_Source:_
U.S. v. Palmer, 77-3548

Decision Date22 May 1978
Docket NumberNo. 77-3548,77-3548
Citation575 F.2d 721
PartiesUNITED STATES of America, Plaintiff-Appellee, v. Lucinda PALMER, Defendant-Appellant.
CourtU.S. Court of Appeals — Ninth Circuit

Joseph Shemaria, of Los Angeles, Cal., for defendant-appellant.

Andrea Sheridan Ordin, U. S. Atty., Los Angeles, Cal., for plaintiff-appellee.

On appeal from the United States District Court for the Central District of California.

Before MERRILL and KENNEDY, Circuit Judges, and BARTELS, * District Judge.

MERRILL, Circuit Judge:

This appeal is taken from conviction of importation of cocaine and possession of cocaine with intent to distribute in violation of 21 U.S.C. § 841(a)(1). Appellant was arrested at the Los Angeles International Airport customs area on her arrival from Panama, when a search revealed her possession of twenty-four ounces of cocaine.

_Entries shown:_
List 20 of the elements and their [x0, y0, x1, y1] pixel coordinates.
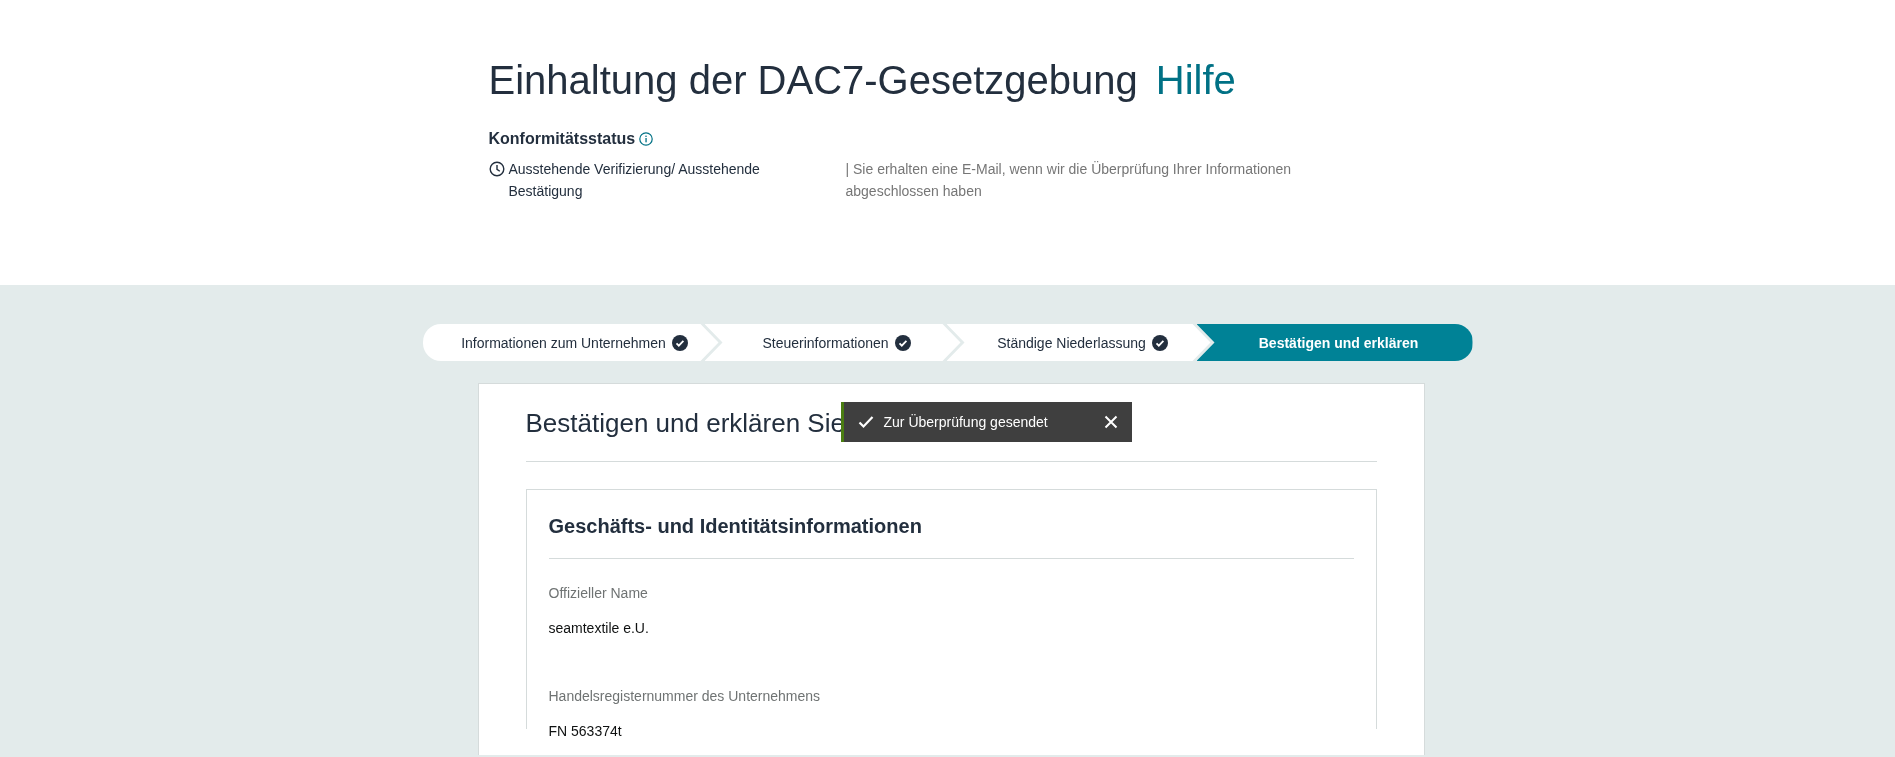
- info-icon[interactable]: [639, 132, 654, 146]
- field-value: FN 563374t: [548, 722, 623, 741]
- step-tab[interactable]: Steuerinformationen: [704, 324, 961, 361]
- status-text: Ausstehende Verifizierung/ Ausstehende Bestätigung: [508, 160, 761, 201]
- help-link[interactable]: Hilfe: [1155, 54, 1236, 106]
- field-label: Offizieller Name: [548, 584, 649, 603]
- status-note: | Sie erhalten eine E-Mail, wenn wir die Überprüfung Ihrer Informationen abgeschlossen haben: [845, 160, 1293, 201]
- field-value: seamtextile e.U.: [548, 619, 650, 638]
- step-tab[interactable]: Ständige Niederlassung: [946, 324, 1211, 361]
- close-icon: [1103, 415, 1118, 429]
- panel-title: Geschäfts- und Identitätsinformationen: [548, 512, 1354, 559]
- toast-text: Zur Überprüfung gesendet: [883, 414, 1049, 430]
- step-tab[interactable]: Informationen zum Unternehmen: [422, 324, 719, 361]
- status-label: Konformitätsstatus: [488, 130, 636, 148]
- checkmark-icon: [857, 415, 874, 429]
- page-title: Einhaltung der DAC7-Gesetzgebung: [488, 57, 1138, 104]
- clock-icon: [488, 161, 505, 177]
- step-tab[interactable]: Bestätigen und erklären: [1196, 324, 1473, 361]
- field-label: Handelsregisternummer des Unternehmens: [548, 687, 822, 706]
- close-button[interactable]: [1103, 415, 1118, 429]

_Requirements:_
- 1) Reproduce the Palmer decision from "On appeal from" up to and including "BARTELS, * District Judge.", substituting "Southern" for "Central".
- 2) Answer these questions from the Palmer decision.
(a) On what date was the decision issued?
(b) Who appeared for the defendant-appellant?
(c) How much cocaine did the search at the airport reveal?

_Answers for the exercise:_
- 1)
On appeal from the United States District Court for the Southern District of California.

Before MERRILL and KENNEDY, Circuit Judges, and BARTELS, * District Judge.

- 2)
(a) 22 May 1978
(b) Joseph Shemaria, of Los Angeles, Cal.
(c) Twenty-four ounces